Extracted data entries

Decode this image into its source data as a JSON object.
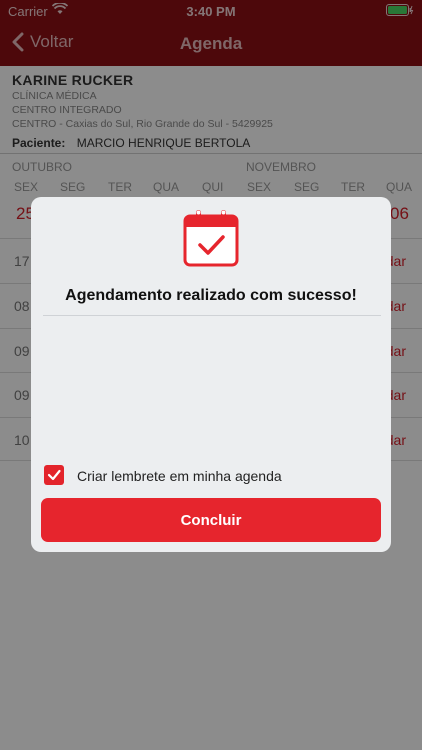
{
  "status": {
    "carrier": "Carrier",
    "time": "3:40 PM"
  },
  "nav": {
    "back_label": "Voltar",
    "title": "Agenda"
  },
  "info": {
    "doctor": "KARINE RUCKER",
    "specialty": "CLÍNICA MÉDICA",
    "clinic": "CENTRO INTEGRADO",
    "address": "CENTRO - Caxias do Sul, Rio Grande do Sul - 5429925",
    "patient_label": "Paciente:",
    "patient_name": "MARCIO HENRIQUE BERTOLA"
  },
  "calendar": {
    "months": [
      "OUTUBRO",
      "NOVEMBRO"
    ],
    "weekdays": [
      "SEX",
      "SEG",
      "TER",
      "QUA",
      "QUI",
      "SEX",
      "SEG",
      "TER",
      "QUA"
    ],
    "dates": [
      "25",
      "06"
    ]
  },
  "slots": [
    {
      "time": "17",
      "action": "dar"
    },
    {
      "time": "08",
      "action": "dar"
    },
    {
      "time": "09",
      "action": "dar"
    },
    {
      "time": "09",
      "action": "dar"
    },
    {
      "time": "10",
      "action": "dar"
    }
  ],
  "dialog": {
    "message": "Agendamento realizado com sucesso!",
    "reminder_label": "Criar lembrete em minha agenda",
    "reminder_checked": true,
    "confirm_label": "Concluir"
  },
  "colors": {
    "brand": "#8c1014",
    "accent": "#e6252d"
  }
}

**Job:** Transcribe each line above verbatim, with the pictures left out.

**Expected output:**
Decode this image into its source data as a JSON object.
{
  "status": {
    "carrier": "Carrier",
    "time": "3:40 PM"
  },
  "nav": {
    "back_label": "Voltar",
    "title": "Agenda"
  },
  "info": {
    "doctor": "KARINE RUCKER",
    "specialty": "CLÍNICA MÉDICA",
    "clinic": "CENTRO INTEGRADO",
    "address": "CENTRO - Caxias do Sul, Rio Grande do Sul - 5429925",
    "patient_label": "Paciente:",
    "patient_name": "MARCIO HENRIQUE BERTOLA"
  },
  "calendar": {
    "months": [
      "OUTUBRO",
      "NOVEMBRO"
    ],
    "weekdays": [
      "SEX",
      "SEG",
      "TER",
      "QUA",
      "QUI",
      "SEX",
      "SEG",
      "TER",
      "QUA"
    ],
    "dates": [
      "25",
      "06"
    ]
  },
  "slots": [
    {
      "time": "17",
      "action": "dar"
    },
    {
      "time": "08",
      "action": "dar"
    },
    {
      "time": "09",
      "action": "dar"
    },
    {
      "time": "09",
      "action": "dar"
    },
    {
      "time": "10",
      "action": "dar"
    }
  ],
  "dialog": {
    "message": "Agendamento realizado com sucesso!",
    "reminder_label": "Criar lembrete em minha agenda",
    "reminder_checked": true,
    "confirm_label": "Concluir"
  },
  "colors": {
    "brand": "#8c1014",
    "accent": "#e6252d"
  }
}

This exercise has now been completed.